What you are asked to do> Out of the entries that follow, copy each line containing "loss".

◇ ◇ ◇ ◇

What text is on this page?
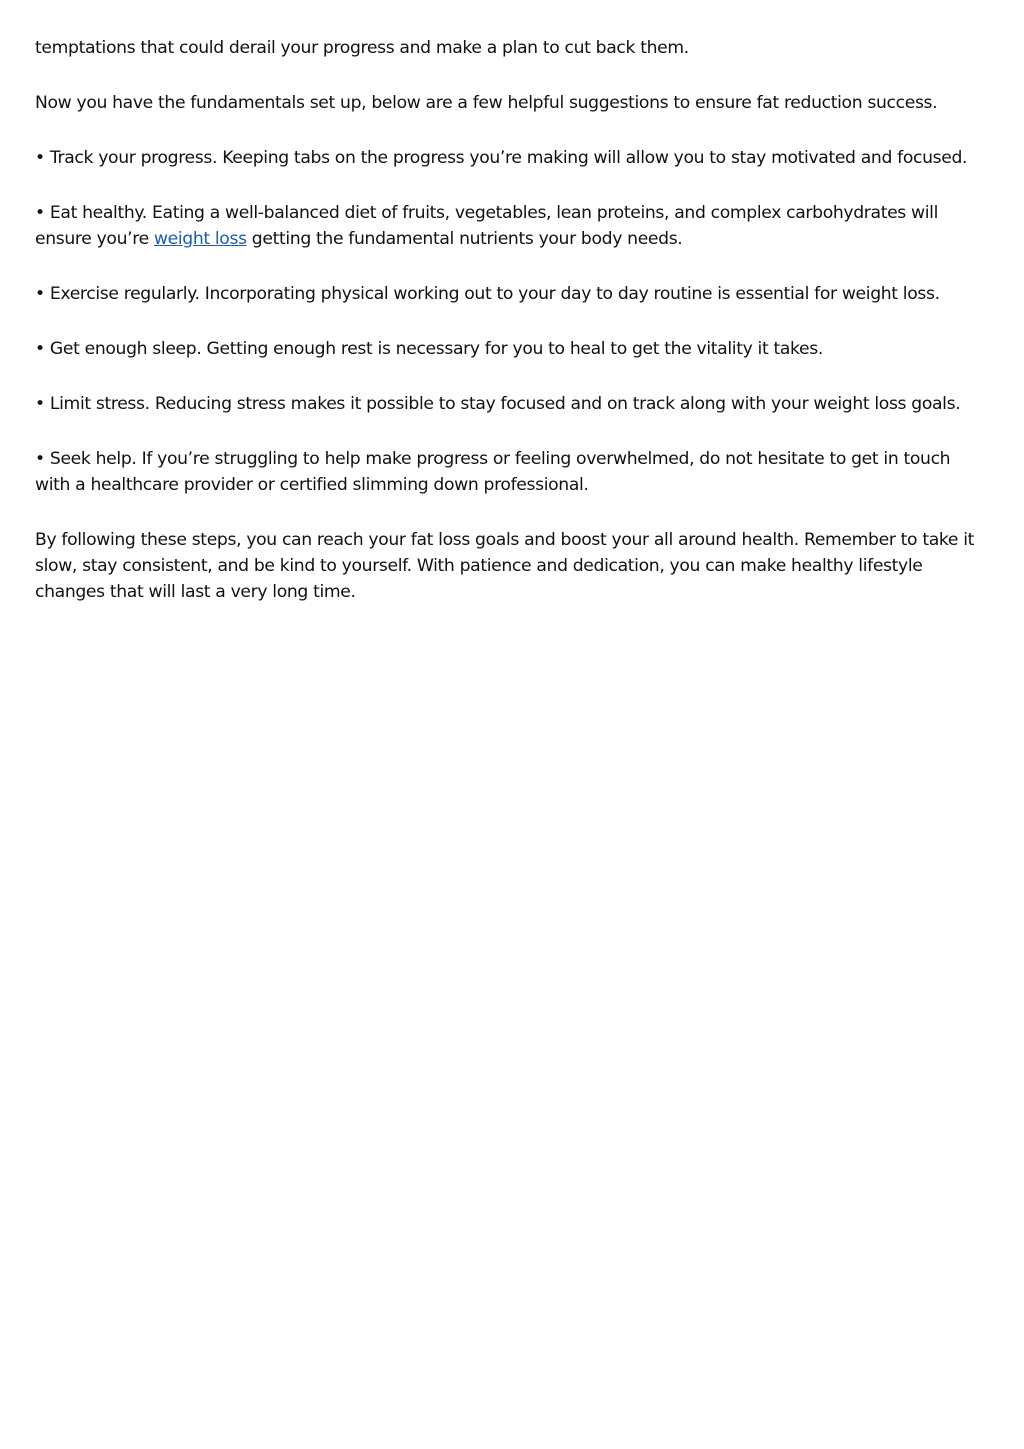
temptations that could derail your progress and make a plan to cut back them.

Now you have the fundamentals set up, below are a few helpful suggestions to ensure fat reduction success.

• Track your progress. Keeping tabs on the progress you’re making will allow you to stay motivated and focused.

• Eat healthy. Eating a well-balanced diet of fruits, vegetables, lean proteins, and complex carbohydrates will ensure you’re weight loss getting the fundamental nutrients your body needs.

• Exercise regularly. Incorporating physical working out to your day to day routine is essential for weight loss.

• Get enough sleep. Getting enough rest is necessary for you to heal to get the vitality it takes.

• Limit stress. Reducing stress makes it possible to stay focused and on track along with your weight loss goals.

• Seek help. If you’re struggling to help make progress or feeling overwhelmed, do not hesitate to get in touch with a healthcare provider or certified slimming down professional.

By following these steps, you can reach your fat loss goals and boost your all around health. Remember to take it slow, stay consistent, and be kind to yourself. With patience and dedication, you can make healthy lifestyle changes that will last a very long time.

◇ ◇ ◇ ◇

Solution to the problem>
• Eat healthy. Eating a well-balanced diet of fruits, vegetables, lean proteins, and complex carbohydrates will ensure you’re weight loss getting the fundamental nutrients your body needs.
• Exercise regularly. Incorporating physical working out to your day to day routine is essential for weight loss.
• Limit stress. Reducing stress makes it possible to stay focused and on track along with your weight loss goals.
By following these steps, you can reach your fat loss goals and boost your all around health. Remember to take it slow, stay consistent, and be kind to yourself. With patience and dedication, you can make healthy lifestyle changes that will last a very long time.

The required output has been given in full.